## WHAT THE EXERCISE ASKS:
The records that follow must be repeated verbatim, every one of them.

--- start of INFORMATION PROVIDED ---

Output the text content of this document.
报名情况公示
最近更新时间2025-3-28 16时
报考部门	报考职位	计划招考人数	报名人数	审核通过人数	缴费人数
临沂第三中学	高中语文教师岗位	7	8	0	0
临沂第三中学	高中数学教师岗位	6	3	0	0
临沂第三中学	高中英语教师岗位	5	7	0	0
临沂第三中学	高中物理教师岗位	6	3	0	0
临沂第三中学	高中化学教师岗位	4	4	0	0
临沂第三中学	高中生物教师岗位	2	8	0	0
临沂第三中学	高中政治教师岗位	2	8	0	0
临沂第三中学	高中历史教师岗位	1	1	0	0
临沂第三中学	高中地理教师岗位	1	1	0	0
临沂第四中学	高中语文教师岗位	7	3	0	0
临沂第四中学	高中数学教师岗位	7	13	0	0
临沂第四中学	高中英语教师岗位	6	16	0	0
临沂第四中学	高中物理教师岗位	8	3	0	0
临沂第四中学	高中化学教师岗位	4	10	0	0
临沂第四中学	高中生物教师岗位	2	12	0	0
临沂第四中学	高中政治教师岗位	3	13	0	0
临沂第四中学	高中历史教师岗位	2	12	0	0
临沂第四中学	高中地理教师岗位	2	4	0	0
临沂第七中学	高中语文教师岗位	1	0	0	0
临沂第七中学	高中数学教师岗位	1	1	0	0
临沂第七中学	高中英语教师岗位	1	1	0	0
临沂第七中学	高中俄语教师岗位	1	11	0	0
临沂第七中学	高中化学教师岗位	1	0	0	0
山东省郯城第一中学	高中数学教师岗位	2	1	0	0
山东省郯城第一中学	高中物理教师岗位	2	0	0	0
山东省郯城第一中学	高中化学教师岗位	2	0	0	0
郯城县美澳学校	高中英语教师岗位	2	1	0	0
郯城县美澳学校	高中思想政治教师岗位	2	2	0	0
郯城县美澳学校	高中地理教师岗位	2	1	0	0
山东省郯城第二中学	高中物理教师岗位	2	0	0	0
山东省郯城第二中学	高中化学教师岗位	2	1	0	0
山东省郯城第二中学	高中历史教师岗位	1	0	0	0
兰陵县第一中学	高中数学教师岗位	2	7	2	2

--- end of INFORMATION PROVIDED ---

## ANSWER FOR THIS EXERCISE:
Output the text content of this document.
报名情况公示
最近更新时间2025-3-28 16时
报考部门	报考职位	计划招考人数	报名人数	审核通过人数	缴费人数
临沂第三中学	高中语文教师岗位	7	8	0	0
临沂第三中学	高中数学教师岗位	6	3	0	0
临沂第三中学	高中英语教师岗位	5	7	0	0
临沂第三中学	高中物理教师岗位	6	3	0	0
临沂第三中学	高中化学教师岗位	4	4	0	0
临沂第三中学	高中生物教师岗位	2	8	0	0
临沂第三中学	高中政治教师岗位	2	8	0	0
临沂第三中学	高中历史教师岗位	1	1	0	0
临沂第三中学	高中地理教师岗位	1	1	0	0
临沂第四中学	高中语文教师岗位	7	3	0	0
临沂第四中学	高中数学教师岗位	7	13	0	0
临沂第四中学	高中英语教师岗位	6	16	0	0
临沂第四中学	高中物理教师岗位	8	3	0	0
临沂第四中学	高中化学教师岗位	4	10	0	0
临沂第四中学	高中生物教师岗位	2	12	0	0
临沂第四中学	高中政治教师岗位	3	13	0	0
临沂第四中学	高中历史教师岗位	2	12	0	0
临沂第四中学	高中地理教师岗位	2	4	0	0
临沂第七中学	高中语文教师岗位	1	0	0	0
临沂第七中学	高中数学教师岗位	1	1	0	0
临沂第七中学	高中英语教师岗位	1	1	0	0
临沂第七中学	高中俄语教师岗位	1	11	0	0
临沂第七中学	高中化学教师岗位	1	0	0	0
山东省郯城第一中学	高中数学教师岗位	2	1	0	0
山东省郯城第一中学	高中物理教师岗位	2	0	0	0
山东省郯城第一中学	高中化学教师岗位	2	0	0	0
郯城县美澳学校	高中英语教师岗位	2	1	0	0
郯城县美澳学校	高中思想政治教师岗位	2	2	0	0
郯城县美澳学校	高中地理教师岗位	2	1	0	0
山东省郯城第二中学	高中物理教师岗位	2	0	0	0
山东省郯城第二中学	高中化学教师岗位	2	1	0	0
山东省郯城第二中学	高中历史教师岗位	1	0	0	0
兰陵县第一中学	高中数学教师岗位	2	7	2	2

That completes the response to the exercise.